§ Task prompt:
Leave every picture out and write out the records below exactly.

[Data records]
§ §

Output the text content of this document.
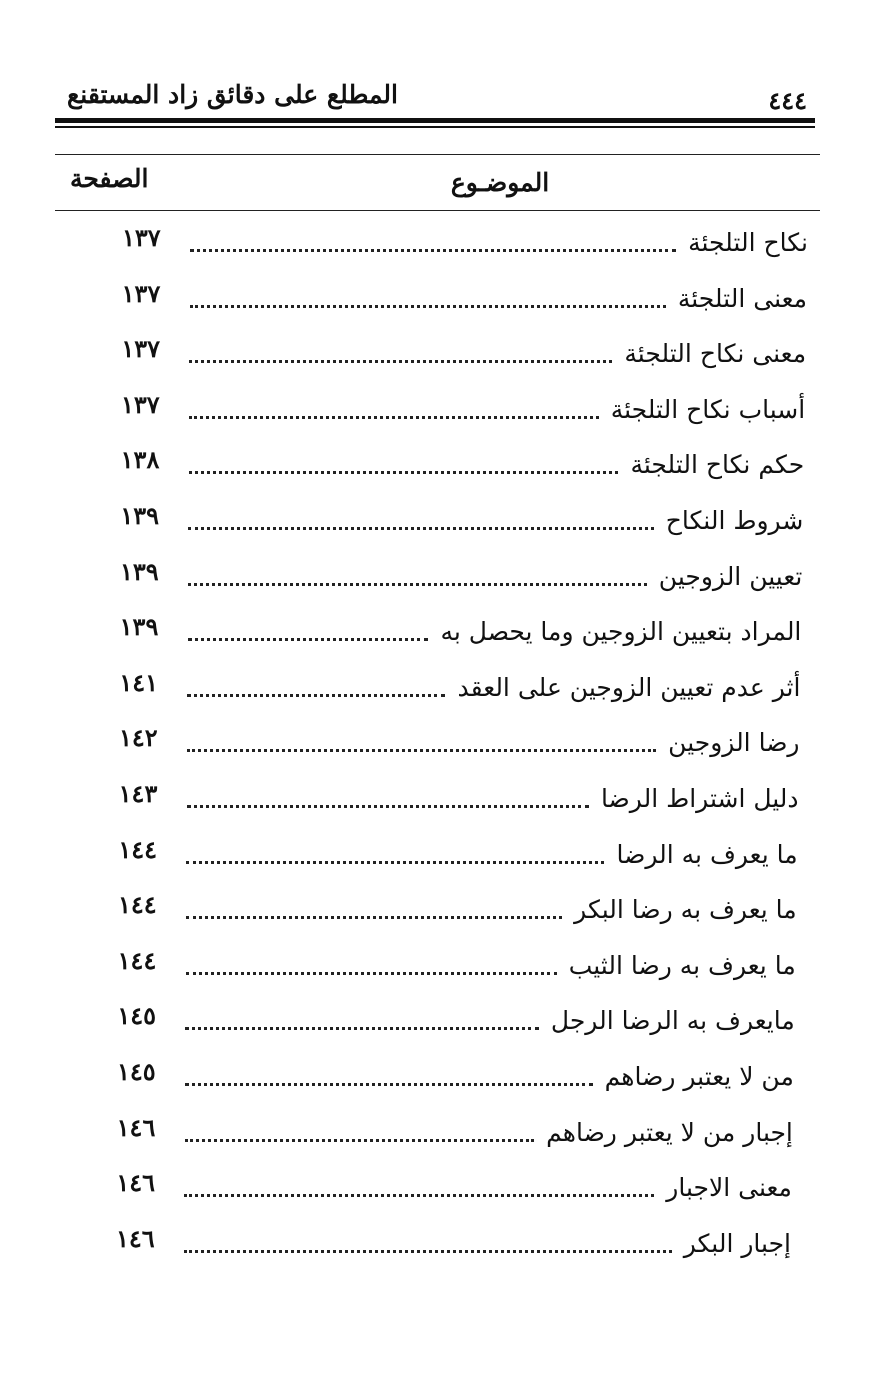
المطلع على دقائق زاد المستقنع	٤٤٤
الصفحة	الموضـوع
نكاح التلجئة
١٣٧
معنى التلجئة
١٣٧
معنى نكاح التلجئة
١٣٧
أسباب نكاح التلجئة
١٣٧
حكم نكاح التلجئة
١٣٨
شروط النكاح
١٣٩
تعيين الزوجين
١٣٩
المراد بتعيين الزوجين وما يحصل به
١٣٩
أثر عدم تعيين الزوجين على العقد
١٤١
رضا الزوجين
١٤٢
دليل اشتراط الرضا
١٤٣
ما يعرف به الرضا
١٤٤
ما يعرف به رضا البكر
١٤٤
ما يعرف به رضا الثيب
١٤٤
مايعرف به الرضا الرجل
١٤٥
من لا يعتبر رضاهم
١٤٥
إجبار من لا يعتبر رضاهم
١٤٦
معنى الاجبار
١٤٦
إجبار البكر
١٤٦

§ §

§ The response:
Output the text content of this document.
المطلع على دقائق زاد المستقنع	٤٤٤
الصفحة	الموضـوع
نكاح التلجئة
١٣٧
معنى التلجئة
١٣٧
معنى نكاح التلجئة
١٣٧
أسباب نكاح التلجئة
١٣٧
حكم نكاح التلجئة
١٣٨
شروط النكاح
١٣٩
تعيين الزوجين
١٣٩
المراد بتعيين الزوجين وما يحصل به
١٣٩
أثر عدم تعيين الزوجين على العقد
١٤١
رضا الزوجين
١٤٢
دليل اشتراط الرضا
١٤٣
ما يعرف به الرضا
١٤٤
ما يعرف به رضا البكر
١٤٤
ما يعرف به رضا الثيب
١٤٤
مايعرف به الرضا الرجل
١٤٥
من لا يعتبر رضاهم
١٤٥
إجبار من لا يعتبر رضاهم
١٤٦
معنى الاجبار
١٤٦
إجبار البكر
١٤٦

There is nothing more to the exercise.